Beginning with the line that holds "Output a JSON" and ending with the last line below, repeat each line exactly, leaving any pictures out.

= = = = = = =

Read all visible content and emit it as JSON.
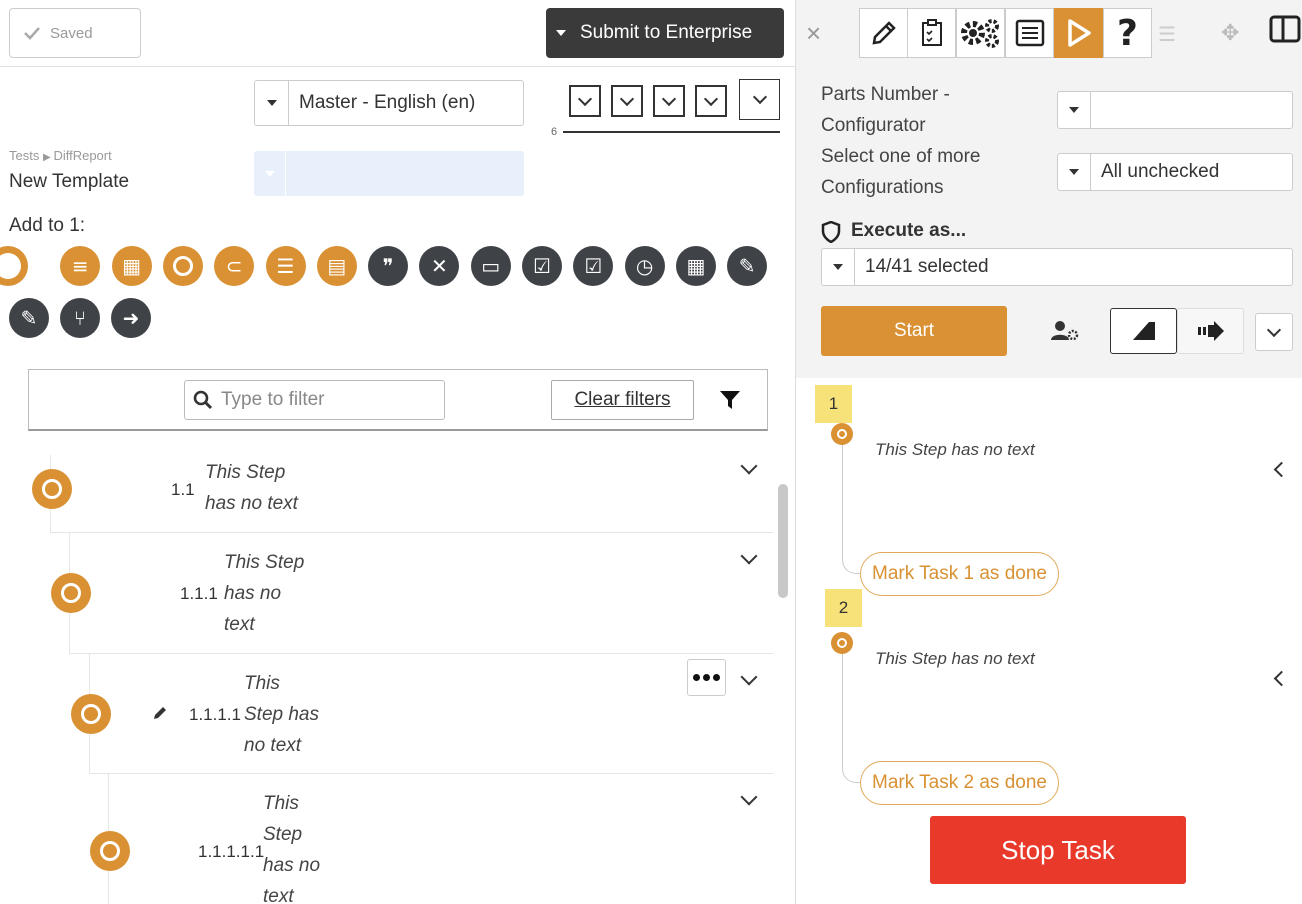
{
  "header": {
    "saved_label": "Saved",
    "submit_label": "Submit to Enterprise"
  },
  "language": {
    "selected": "Master - English (en)"
  },
  "version_marker": "6",
  "breadcrumb": {
    "root": "Tests",
    "child": "DiffReport"
  },
  "template_name": "New Template",
  "add_to_label": "Add to 1:",
  "add_icons": {
    "row1": [
      {
        "name": "loop-icon",
        "color": "#d99133"
      },
      {
        "name": "numbered-list-icon",
        "color": "#d99133"
      },
      {
        "name": "table-icon",
        "color": "#d99133"
      },
      {
        "name": "circle-step-icon",
        "color": "#d99133"
      },
      {
        "name": "attachment-icon",
        "color": "#d99133"
      },
      {
        "name": "checklist-icon",
        "color": "#d99133"
      },
      {
        "name": "film-icon",
        "color": "#d99133"
      },
      {
        "name": "quote-icon",
        "color": "#3f4347"
      },
      {
        "name": "check-x-icon",
        "color": "#3f4347"
      },
      {
        "name": "input-field-icon",
        "color": "#3f4347"
      },
      {
        "name": "check-list-icon",
        "color": "#3f4347"
      },
      {
        "name": "checkbox-icon",
        "color": "#3f4347"
      },
      {
        "name": "clock-icon",
        "color": "#3f4347"
      },
      {
        "name": "calculator-icon",
        "color": "#3f4347"
      },
      {
        "name": "tools-icon",
        "color": "#3f4347"
      }
    ],
    "row2": [
      {
        "name": "edit-note-icon",
        "color": "#3f4347"
      },
      {
        "name": "branch-icon",
        "color": "#3f4347"
      },
      {
        "name": "arrow-right-icon",
        "color": "#3f4347"
      }
    ]
  },
  "filter": {
    "placeholder": "Type to filter",
    "clear_label": "Clear filters"
  },
  "steps": [
    {
      "number": "1.1",
      "text_lines": [
        "This Step",
        "has no text"
      ]
    },
    {
      "number": "1.1.1",
      "text_lines": [
        "This Step",
        "has no",
        "text"
      ]
    },
    {
      "number": "1.1.1.1",
      "text_lines": [
        "This",
        "Step has",
        "no text"
      ]
    },
    {
      "number": "1.1.1.1.1",
      "text_lines": [
        "This",
        "Step",
        "has no",
        "text"
      ]
    }
  ],
  "right_panel": {
    "toolbar": [
      "pencil-icon",
      "clipboard-icon",
      "gears-icon",
      "checklist-board-icon",
      "play-icon",
      "help-icon"
    ],
    "parts_label_lines": [
      "Parts Number -",
      "Configurator"
    ],
    "parts_value": "",
    "config_label_lines": [
      "Select one of more",
      "Configurations"
    ],
    "config_value": "All unchecked",
    "execute_label": "Execute as...",
    "execute_value": "14/41 selected",
    "start_label": "Start",
    "tasks": [
      {
        "badge": "1",
        "step_text": "This Step has no text",
        "mark_label": "Mark Task 1 as done"
      },
      {
        "badge": "2",
        "step_text": "This Step has no text",
        "mark_label": "Mark Task 2 as done"
      }
    ],
    "stop_label": "Stop Task"
  },
  "colors": {
    "accent": "#d99133",
    "dark": "#3f4347",
    "stop": "#e8392a",
    "badge": "#f7e27a"
  }
}
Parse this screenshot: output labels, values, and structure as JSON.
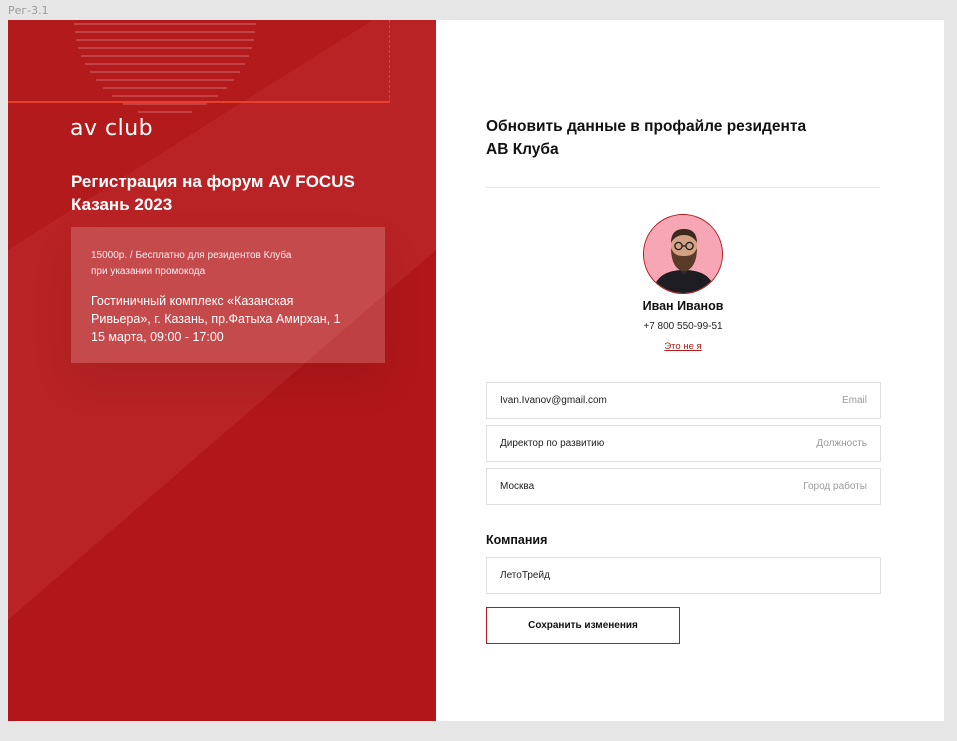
{
  "frame_label": "Рег-3.1",
  "left": {
    "logo": "av club",
    "event_title_line1": "Регистрация на форум AV FOCUS",
    "event_title_line2": "Казань 2023",
    "price_line1": "15000р. / Бесплатно для резидентов Клуба",
    "price_line2": "при указании промокода",
    "venue_line1": "Гостиничный комплекс «Казанская",
    "venue_line2": "Ривьера», г. Казань, пр.Фатыха Амирхан, 1",
    "venue_line3": "15 марта, 09:00 - 17:00"
  },
  "right": {
    "title_line1": "Обновить данные в профайле резидента",
    "title_line2": "АВ Клуба",
    "user_name": "Иван Иванов",
    "user_phone": "+7 800 550-99-51",
    "not_me_link": "Это не я",
    "fields": [
      {
        "value": "Ivan.Ivanov@gmail.com",
        "placeholder": "Email"
      },
      {
        "value": "Директор по развитию",
        "placeholder": "Должность"
      },
      {
        "value": "Москва",
        "placeholder": "Город работы"
      }
    ],
    "company_label": "Компания",
    "company_value": "ЛетоТрейд",
    "save_button": "Сохранить изменения"
  },
  "colors": {
    "brand_red": "#b31a1b",
    "guide_red": "#e8402f"
  },
  "icons": {
    "avatar": "user-avatar-photo"
  }
}
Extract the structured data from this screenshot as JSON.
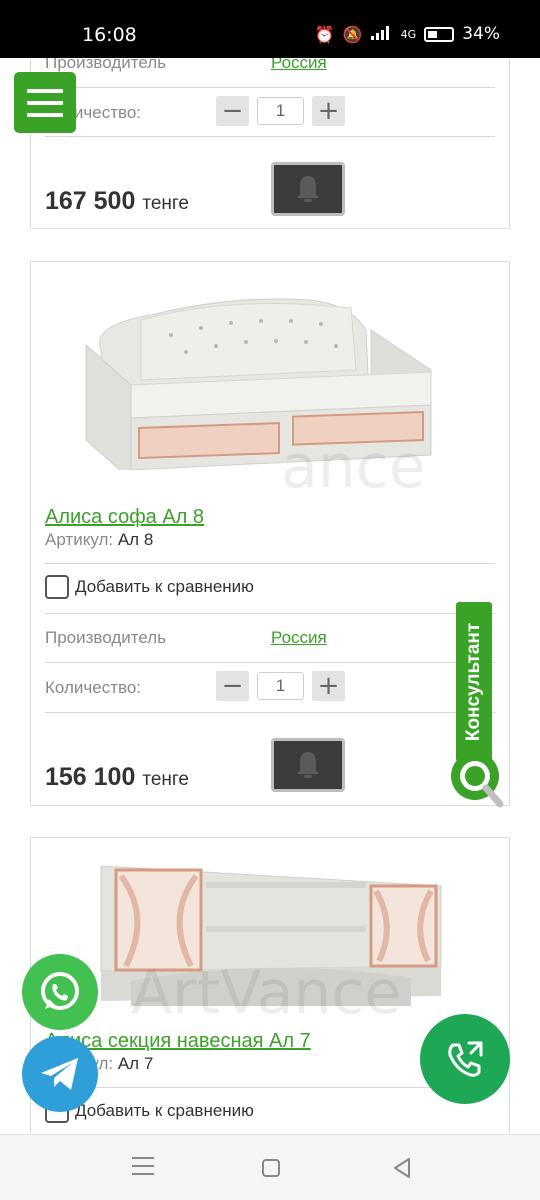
{
  "status_bar": {
    "time": "16:08",
    "network": "4G",
    "battery": "34%"
  },
  "products": [
    {
      "maker_label": "Производитель",
      "maker_value": "Россия",
      "qty_label": "Количество:",
      "qty_value": "1",
      "price_value": "167 500",
      "price_currency": "тенге"
    },
    {
      "title": "Алиса софа Ал 8",
      "sku_label": "Артикул:",
      "sku_value": "Ал 8",
      "compare_label": "Добавить к сравнению",
      "maker_label": "Производитель",
      "maker_value": "Россия",
      "qty_label": "Количество:",
      "qty_value": "1",
      "price_value": "156 100",
      "price_currency": "тенге"
    },
    {
      "title": "Алиса секция навесная Ал 7",
      "sku_label": "Артикул:",
      "sku_value": "Ал 7",
      "compare_label": "Добавить к сравнению"
    }
  ],
  "widgets": {
    "consultant_label": "Консультант"
  },
  "colors": {
    "accent_green": "#3aa327",
    "call_green": "#1ea856",
    "whatsapp_green": "#43c052",
    "telegram_blue": "#2e9fd8",
    "bell_button": "#3c3c3c"
  },
  "icons": [
    "menu-icon",
    "bell-icon",
    "minus-icon",
    "plus-icon",
    "whatsapp-icon",
    "telegram-icon",
    "phone-icon",
    "search-icon"
  ]
}
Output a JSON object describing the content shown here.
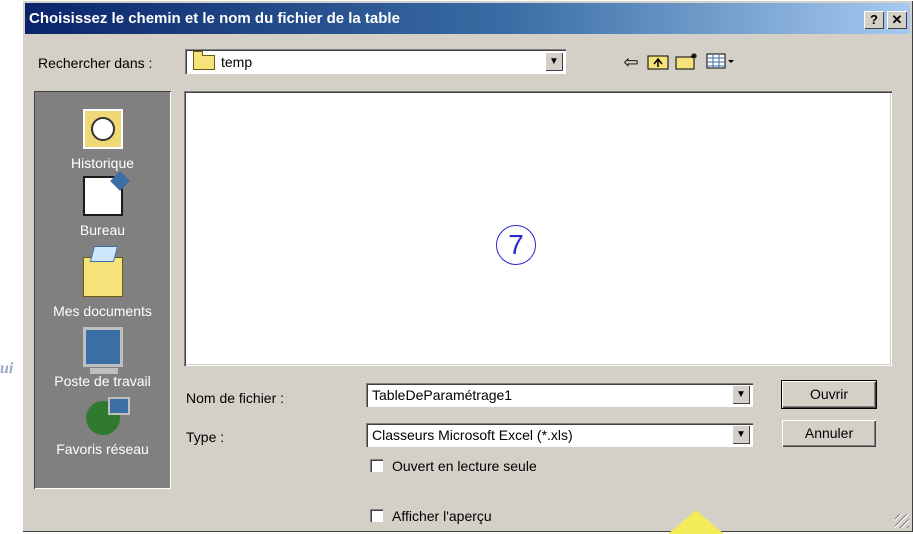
{
  "background_text": "ui",
  "dialog": {
    "title": "Choisissez le chemin et le nom du fichier de la table",
    "help_button": "?",
    "close_button": "✕"
  },
  "lookin": {
    "label": "Rechercher dans :",
    "value": "temp"
  },
  "toolbar": {
    "back_icon": "back-arrow-icon",
    "up_icon": "up-folder-icon",
    "new_folder_icon": "new-folder-icon",
    "views_icon": "views-menu-icon"
  },
  "places": [
    {
      "label": "Historique",
      "icon": "history-icon"
    },
    {
      "label": "Bureau",
      "icon": "desktop-icon"
    },
    {
      "label": "Mes documents",
      "icon": "documents-icon"
    },
    {
      "label": "Poste de travail",
      "icon": "computer-icon"
    },
    {
      "label": "Favoris réseau",
      "icon": "network-icon"
    }
  ],
  "file_list": {
    "marker": "7"
  },
  "filename": {
    "label": "Nom de fichier :",
    "value": "TableDeParamétrage1"
  },
  "filetype": {
    "label": "Type :",
    "value": "Classeurs Microsoft Excel (*.xls)"
  },
  "buttons": {
    "open": "Ouvrir",
    "cancel": "Annuler"
  },
  "options": {
    "readonly": "Ouvert en lecture seule",
    "preview": "Afficher l'aperçu"
  },
  "colors": {
    "titlebar_start": "#0a246a",
    "titlebar_end": "#a6caf0",
    "dialog_bg": "#d4d0c8",
    "places_bg": "#808080",
    "marker": "#2a2ad0"
  }
}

= = = = = = =

_Correct answer_.
Output a JSON object describing the content shown here.
{
  "background_text": "ui",
  "dialog": {
    "title": "Choisissez le chemin et le nom du fichier de la table",
    "help_button": "?",
    "close_button": "✕"
  },
  "lookin": {
    "label": "Rechercher dans :",
    "value": "temp"
  },
  "toolbar": {
    "back_icon": "back-arrow-icon",
    "up_icon": "up-folder-icon",
    "new_folder_icon": "new-folder-icon",
    "views_icon": "views-menu-icon"
  },
  "places": [
    {
      "label": "Historique",
      "icon": "history-icon"
    },
    {
      "label": "Bureau",
      "icon": "desktop-icon"
    },
    {
      "label": "Mes documents",
      "icon": "documents-icon"
    },
    {
      "label": "Poste de travail",
      "icon": "computer-icon"
    },
    {
      "label": "Favoris réseau",
      "icon": "network-icon"
    }
  ],
  "file_list": {
    "marker": "7"
  },
  "filename": {
    "label": "Nom de fichier :",
    "value": "TableDeParamétrage1"
  },
  "filetype": {
    "label": "Type :",
    "value": "Classeurs Microsoft Excel (*.xls)"
  },
  "buttons": {
    "open": "Ouvrir",
    "cancel": "Annuler"
  },
  "options": {
    "readonly": "Ouvert en lecture seule",
    "preview": "Afficher l'aperçu"
  },
  "colors": {
    "titlebar_start": "#0a246a",
    "titlebar_end": "#a6caf0",
    "dialog_bg": "#d4d0c8",
    "places_bg": "#808080",
    "marker": "#2a2ad0"
  }
}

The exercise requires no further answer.